Given problem
Locate every line in the records below that holds the word "should" and return each one.

— start of Data section —

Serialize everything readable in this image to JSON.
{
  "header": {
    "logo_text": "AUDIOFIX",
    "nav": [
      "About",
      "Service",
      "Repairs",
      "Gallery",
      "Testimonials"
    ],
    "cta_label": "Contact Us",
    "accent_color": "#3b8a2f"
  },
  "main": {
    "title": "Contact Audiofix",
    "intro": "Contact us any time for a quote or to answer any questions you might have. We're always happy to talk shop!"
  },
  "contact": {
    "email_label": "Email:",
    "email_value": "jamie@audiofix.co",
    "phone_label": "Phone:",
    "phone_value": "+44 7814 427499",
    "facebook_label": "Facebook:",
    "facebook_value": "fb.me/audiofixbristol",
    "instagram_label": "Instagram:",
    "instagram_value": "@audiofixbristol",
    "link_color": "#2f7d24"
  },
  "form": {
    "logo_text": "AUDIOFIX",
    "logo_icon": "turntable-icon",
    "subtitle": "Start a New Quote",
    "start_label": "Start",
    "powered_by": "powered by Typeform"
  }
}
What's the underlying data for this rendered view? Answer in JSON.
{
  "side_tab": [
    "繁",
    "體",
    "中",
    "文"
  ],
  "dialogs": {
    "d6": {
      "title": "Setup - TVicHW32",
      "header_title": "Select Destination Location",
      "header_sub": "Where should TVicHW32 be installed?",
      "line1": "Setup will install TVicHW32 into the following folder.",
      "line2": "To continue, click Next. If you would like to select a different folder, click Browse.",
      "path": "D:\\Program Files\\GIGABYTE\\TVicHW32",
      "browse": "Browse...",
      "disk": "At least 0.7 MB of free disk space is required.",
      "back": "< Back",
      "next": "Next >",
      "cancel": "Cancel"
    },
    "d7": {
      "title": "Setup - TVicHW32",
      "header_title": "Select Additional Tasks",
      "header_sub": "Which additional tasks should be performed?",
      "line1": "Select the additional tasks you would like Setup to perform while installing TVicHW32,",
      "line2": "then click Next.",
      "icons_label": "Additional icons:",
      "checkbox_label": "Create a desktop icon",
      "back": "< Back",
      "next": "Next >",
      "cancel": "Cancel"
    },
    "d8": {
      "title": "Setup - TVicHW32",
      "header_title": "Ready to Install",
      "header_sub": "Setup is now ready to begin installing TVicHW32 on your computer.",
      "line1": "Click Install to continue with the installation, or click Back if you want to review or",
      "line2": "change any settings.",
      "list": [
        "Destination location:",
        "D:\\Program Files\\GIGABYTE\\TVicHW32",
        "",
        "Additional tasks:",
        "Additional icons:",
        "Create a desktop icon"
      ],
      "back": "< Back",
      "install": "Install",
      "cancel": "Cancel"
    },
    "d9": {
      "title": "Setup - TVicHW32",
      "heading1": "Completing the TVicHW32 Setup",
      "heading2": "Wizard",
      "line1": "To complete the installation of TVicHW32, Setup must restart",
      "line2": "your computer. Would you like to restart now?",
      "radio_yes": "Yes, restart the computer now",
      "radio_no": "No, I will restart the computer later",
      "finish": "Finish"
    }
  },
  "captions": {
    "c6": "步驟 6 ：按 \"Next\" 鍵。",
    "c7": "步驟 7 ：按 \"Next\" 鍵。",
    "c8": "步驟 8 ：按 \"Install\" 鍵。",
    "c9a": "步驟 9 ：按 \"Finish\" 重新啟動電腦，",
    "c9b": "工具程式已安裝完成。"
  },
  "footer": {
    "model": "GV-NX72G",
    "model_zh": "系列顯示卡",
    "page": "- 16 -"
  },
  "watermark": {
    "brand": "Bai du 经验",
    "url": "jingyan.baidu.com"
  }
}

— end of Data section —

Output of the task
      "header_sub": "Where should TVicHW32 be installed?",
      "header_sub": "Which additional tasks should be performed?",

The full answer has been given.